[Extracted records]
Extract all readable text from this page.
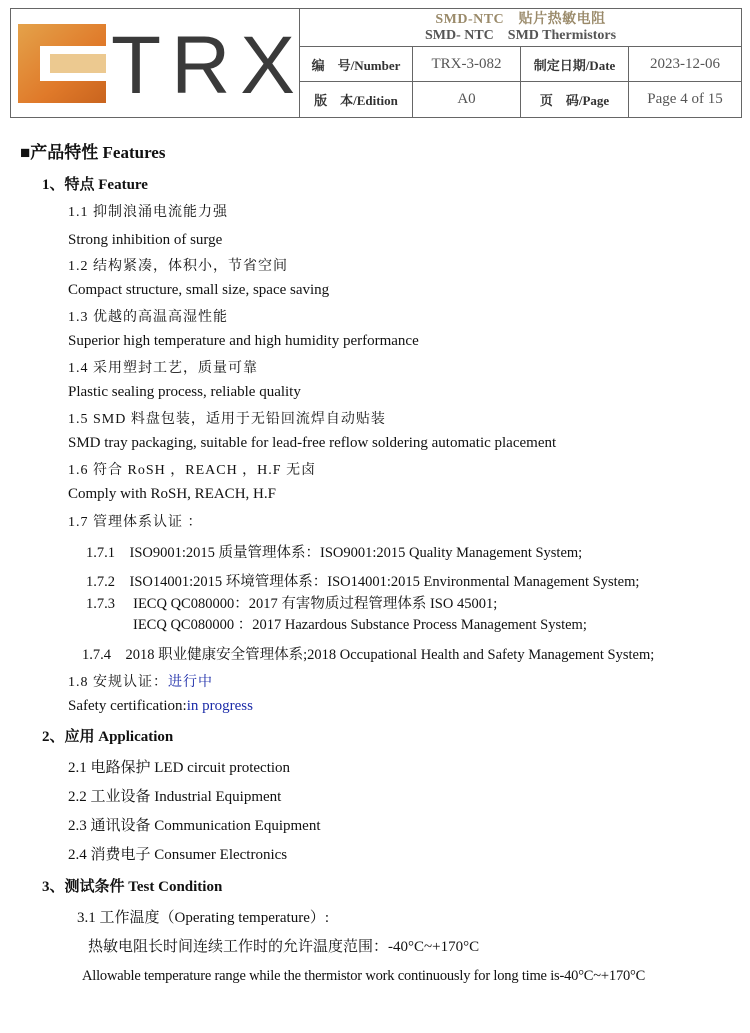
TRX
SMD-NTC　贴片热敏电阻
SMD- NTC　SMD Thermistors
编　号/Number	TRX-3-082	制定日期/Date	2023-12-06
版　本/Edition	A0	页　码/Page	Page 4 of 15
■产品特性 Features
1、特点 Feature
1.1 抑制浪涌电流能力强
Strong inhibition of surge
1.2 结构紧凑，体积小，节省空间
Compact structure, small size, space saving
1.3 优越的高温高湿性能
Superior high temperature and high humidity performance
1.4 采用塑封工艺，质量可靠
Plastic sealing process, reliable quality
1.5 SMD 料盘包装，适用于无铅回流焊自动贴装
SMD tray packaging, suitable for lead-free reflow soldering automatic placement
1.6 符合 RoSH ，REACH ，H.F 无卤
Comply with RoSH, REACH, H.F
1.7 管理体系认证 ：
1.7.1　ISO9001:2015 质量管理体系：ISO9001:2015 Quality Management System;
1.7.2　ISO14001:2015 环境管理体系：ISO14001:2015 Environmental Management System;
1.7.3　 IECQ QC080000：2017 有害物质过程管理体系 ISO 45001;
IECQ QC080000 ：2017 Hazardous Substance Process Management System;
1.7.4　2018 职业健康安全管理体系;2018 Occupational Health and Safety Management System;
1.8 安规认证：进行中
Safety certification:in progress
2、应用 Application
2.1 电路保护 LED circuit protection
2.2 工业设备 Industrial Equipment
2.3 通讯设备 Communication Equipment
2.4 消费电子 Consumer Electronics
3、测试条件 Test Condition
3.1 工作温度（Operating temperature）:
热敏电阻长时间连续工作时的允许温度范围：-40°C~+170°C
Allowable temperature range while the thermistor work continuously for long time is-40°C~+170°C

- Instruction -
Copy each line of the listing that includes "Equipment".

- Solved exercise -
2.2 工业设备 Industrial Equipment
2.3 通讯设备 Communication Equipment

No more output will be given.